# Start of INFORMATION GIVEN

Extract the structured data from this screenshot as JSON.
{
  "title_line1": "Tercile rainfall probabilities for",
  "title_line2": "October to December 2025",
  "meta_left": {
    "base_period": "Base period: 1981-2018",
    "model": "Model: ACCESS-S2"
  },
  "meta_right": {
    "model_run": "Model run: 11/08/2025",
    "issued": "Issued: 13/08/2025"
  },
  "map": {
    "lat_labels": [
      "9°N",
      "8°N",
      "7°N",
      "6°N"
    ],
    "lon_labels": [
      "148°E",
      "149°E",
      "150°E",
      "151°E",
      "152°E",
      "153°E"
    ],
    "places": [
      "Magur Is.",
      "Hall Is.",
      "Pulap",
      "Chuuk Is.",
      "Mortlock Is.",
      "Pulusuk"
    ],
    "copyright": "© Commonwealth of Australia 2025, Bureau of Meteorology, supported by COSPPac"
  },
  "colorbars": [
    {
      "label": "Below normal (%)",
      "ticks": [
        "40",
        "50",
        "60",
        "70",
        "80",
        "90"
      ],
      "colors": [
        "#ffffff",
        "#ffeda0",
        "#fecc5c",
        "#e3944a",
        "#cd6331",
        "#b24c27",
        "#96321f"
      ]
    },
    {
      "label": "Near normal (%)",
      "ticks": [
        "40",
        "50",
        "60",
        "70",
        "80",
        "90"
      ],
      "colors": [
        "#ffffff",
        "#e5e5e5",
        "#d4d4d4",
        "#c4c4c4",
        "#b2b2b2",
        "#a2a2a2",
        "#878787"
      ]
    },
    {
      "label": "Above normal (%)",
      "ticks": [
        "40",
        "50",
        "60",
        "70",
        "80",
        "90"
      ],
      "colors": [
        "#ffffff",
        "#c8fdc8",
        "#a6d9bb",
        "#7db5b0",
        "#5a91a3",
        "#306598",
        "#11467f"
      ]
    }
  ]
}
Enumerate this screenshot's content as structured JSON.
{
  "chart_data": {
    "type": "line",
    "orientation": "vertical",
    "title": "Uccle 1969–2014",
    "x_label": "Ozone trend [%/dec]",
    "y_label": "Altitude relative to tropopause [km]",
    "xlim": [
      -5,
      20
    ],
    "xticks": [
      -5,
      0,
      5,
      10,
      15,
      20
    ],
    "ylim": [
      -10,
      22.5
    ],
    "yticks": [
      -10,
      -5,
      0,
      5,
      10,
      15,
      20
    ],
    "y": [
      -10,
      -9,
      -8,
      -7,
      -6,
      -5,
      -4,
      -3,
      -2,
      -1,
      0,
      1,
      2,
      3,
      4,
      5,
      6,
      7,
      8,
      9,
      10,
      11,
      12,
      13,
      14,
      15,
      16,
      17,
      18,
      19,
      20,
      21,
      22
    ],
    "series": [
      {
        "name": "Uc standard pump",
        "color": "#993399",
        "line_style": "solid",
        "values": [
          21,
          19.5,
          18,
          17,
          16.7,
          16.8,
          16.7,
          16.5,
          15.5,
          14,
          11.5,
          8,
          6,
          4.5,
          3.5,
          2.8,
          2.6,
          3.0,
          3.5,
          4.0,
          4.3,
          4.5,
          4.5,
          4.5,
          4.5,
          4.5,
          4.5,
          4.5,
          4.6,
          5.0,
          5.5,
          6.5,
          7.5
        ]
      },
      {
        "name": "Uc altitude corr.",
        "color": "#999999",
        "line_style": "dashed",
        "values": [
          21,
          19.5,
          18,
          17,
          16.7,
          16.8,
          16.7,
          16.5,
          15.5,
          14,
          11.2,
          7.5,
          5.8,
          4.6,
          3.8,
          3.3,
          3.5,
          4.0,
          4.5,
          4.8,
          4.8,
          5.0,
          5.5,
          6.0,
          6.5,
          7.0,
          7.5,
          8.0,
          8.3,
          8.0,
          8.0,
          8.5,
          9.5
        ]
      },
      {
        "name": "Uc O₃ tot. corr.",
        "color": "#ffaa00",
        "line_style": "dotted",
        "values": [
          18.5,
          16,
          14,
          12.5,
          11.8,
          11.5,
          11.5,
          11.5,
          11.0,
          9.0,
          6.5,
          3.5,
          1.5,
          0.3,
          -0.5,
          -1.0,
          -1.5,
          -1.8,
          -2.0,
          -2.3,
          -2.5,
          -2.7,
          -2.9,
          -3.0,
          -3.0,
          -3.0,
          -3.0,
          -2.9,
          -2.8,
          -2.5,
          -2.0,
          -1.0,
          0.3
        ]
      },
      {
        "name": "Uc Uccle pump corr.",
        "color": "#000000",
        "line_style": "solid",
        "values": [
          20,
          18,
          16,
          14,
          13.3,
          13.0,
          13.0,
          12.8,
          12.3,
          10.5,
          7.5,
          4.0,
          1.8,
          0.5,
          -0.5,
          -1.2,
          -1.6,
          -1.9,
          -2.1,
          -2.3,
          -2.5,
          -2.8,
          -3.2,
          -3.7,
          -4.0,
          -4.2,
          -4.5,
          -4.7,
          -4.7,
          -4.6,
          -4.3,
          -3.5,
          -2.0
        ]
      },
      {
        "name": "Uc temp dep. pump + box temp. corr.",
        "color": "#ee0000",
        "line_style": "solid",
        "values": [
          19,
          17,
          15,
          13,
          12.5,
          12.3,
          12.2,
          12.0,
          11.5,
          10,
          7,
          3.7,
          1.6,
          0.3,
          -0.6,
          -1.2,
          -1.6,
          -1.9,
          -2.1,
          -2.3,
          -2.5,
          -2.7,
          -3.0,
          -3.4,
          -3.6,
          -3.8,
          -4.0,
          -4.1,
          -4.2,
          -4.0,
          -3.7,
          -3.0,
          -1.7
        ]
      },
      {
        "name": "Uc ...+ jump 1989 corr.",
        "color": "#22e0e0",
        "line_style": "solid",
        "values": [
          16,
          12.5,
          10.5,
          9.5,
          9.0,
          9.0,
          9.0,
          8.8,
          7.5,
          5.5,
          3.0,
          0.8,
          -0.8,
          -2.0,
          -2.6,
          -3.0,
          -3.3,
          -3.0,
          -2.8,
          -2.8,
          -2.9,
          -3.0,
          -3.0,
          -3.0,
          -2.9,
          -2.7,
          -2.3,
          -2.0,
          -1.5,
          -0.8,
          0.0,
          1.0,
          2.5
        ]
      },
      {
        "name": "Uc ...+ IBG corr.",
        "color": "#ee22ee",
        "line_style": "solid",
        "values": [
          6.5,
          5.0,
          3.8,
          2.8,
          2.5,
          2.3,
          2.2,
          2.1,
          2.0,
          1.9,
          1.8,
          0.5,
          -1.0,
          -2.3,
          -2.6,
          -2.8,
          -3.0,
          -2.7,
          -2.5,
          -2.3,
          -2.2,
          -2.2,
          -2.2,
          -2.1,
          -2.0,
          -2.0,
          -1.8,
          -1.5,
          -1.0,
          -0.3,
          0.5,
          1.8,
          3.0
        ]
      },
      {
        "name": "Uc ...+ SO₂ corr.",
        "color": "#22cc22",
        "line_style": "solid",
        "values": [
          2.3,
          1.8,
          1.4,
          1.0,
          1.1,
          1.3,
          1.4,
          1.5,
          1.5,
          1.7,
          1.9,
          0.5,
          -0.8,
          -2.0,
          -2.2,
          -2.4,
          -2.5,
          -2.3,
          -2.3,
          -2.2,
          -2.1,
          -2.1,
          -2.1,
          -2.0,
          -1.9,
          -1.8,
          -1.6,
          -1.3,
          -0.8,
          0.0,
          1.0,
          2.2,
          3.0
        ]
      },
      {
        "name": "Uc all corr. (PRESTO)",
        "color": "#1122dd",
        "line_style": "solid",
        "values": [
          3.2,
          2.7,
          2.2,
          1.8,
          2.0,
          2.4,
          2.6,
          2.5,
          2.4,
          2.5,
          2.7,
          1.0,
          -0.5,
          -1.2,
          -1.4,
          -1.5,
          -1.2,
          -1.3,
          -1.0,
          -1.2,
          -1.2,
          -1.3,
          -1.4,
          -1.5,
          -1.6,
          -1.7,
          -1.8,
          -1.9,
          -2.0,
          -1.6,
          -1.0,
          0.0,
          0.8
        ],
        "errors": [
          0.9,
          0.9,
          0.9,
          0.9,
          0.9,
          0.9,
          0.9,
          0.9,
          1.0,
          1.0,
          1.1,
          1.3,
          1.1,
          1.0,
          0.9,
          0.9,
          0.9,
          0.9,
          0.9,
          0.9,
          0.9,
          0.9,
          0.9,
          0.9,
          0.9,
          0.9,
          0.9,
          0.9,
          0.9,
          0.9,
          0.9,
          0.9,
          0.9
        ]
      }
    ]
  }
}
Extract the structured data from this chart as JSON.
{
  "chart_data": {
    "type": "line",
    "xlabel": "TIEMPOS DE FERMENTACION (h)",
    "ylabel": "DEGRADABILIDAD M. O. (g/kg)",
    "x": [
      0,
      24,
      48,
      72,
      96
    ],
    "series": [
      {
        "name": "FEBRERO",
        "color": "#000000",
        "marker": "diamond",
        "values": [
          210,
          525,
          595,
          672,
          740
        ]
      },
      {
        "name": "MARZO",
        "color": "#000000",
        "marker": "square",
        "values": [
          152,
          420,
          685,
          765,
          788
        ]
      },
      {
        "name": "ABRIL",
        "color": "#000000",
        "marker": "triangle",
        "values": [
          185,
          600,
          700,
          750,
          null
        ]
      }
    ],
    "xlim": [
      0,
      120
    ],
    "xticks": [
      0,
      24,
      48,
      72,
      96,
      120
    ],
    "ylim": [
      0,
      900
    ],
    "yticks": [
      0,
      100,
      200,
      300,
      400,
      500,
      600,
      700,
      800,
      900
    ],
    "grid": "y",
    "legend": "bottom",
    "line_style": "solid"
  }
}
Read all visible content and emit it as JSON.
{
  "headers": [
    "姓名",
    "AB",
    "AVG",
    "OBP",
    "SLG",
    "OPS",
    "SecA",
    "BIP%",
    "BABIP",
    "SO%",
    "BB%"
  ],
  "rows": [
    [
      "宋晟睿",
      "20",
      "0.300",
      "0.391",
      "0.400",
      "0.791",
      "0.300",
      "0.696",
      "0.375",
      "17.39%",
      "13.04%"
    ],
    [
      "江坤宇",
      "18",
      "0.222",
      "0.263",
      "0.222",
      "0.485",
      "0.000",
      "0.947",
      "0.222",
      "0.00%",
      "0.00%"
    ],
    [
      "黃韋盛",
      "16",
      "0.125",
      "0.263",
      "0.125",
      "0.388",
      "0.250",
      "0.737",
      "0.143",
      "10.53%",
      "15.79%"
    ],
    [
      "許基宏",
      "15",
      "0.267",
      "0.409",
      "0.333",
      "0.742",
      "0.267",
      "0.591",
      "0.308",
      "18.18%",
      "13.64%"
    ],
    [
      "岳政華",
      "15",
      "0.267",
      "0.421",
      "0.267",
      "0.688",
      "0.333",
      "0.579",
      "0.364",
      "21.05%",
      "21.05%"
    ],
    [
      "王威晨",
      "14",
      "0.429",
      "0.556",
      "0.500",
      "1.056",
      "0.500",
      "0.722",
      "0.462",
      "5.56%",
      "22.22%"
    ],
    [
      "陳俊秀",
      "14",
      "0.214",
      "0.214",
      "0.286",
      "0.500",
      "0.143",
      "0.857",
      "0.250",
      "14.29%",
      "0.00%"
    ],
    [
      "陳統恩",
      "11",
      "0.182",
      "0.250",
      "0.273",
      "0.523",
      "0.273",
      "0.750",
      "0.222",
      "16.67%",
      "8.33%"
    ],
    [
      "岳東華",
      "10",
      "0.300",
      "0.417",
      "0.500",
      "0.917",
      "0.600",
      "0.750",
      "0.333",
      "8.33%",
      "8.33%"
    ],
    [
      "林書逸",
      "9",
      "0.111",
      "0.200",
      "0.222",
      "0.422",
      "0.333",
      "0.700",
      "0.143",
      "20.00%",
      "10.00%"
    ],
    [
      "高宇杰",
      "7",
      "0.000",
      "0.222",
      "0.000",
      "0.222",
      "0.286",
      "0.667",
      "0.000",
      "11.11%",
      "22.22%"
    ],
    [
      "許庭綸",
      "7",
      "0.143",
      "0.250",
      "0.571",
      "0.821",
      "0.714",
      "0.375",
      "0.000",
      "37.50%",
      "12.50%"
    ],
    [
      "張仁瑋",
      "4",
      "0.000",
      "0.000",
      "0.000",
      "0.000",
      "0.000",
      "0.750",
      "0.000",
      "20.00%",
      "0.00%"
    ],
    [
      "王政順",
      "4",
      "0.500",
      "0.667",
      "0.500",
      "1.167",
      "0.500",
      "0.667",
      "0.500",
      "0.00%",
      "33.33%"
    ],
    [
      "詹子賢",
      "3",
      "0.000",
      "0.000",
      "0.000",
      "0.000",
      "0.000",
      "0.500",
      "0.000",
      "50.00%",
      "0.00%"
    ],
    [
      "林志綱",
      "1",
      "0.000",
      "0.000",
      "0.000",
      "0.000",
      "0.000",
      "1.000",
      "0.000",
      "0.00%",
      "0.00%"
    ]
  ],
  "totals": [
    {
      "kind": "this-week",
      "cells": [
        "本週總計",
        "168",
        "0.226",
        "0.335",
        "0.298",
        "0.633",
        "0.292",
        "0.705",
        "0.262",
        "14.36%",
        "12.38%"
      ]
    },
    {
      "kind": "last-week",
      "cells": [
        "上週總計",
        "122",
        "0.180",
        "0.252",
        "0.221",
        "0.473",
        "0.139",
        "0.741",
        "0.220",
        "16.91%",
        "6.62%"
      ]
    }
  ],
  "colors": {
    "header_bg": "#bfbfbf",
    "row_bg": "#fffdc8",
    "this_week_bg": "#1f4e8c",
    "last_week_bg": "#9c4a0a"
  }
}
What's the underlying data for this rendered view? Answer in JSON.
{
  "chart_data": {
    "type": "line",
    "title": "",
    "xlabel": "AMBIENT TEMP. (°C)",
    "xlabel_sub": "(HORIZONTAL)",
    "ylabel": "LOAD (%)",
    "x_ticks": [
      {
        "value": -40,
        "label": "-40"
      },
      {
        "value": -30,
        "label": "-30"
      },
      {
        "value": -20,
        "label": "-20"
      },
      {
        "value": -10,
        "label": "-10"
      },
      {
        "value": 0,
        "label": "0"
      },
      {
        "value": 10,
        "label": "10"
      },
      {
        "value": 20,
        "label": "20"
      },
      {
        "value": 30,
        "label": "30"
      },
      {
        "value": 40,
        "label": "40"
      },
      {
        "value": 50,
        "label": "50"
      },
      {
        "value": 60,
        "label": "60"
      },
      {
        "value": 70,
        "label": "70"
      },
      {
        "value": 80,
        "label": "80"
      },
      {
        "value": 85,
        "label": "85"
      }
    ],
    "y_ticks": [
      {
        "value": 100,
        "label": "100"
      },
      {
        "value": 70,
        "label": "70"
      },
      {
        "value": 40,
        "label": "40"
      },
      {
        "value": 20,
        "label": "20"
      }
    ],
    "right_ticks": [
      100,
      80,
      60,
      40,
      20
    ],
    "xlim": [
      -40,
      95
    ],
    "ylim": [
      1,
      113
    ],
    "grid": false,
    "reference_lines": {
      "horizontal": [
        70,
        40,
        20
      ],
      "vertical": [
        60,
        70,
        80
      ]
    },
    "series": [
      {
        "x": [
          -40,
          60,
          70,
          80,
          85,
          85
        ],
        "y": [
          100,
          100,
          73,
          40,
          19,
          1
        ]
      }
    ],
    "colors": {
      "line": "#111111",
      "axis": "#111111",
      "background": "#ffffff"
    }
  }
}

# End of INFORMATION GIVEN

*TASK DETAILS:*
Search the data for the string "Model" and copy each line where it appears.

*RESULT:*
    "model": "Model: ACCESS-S2"
    "model_run": "Model run: 11/08/2025",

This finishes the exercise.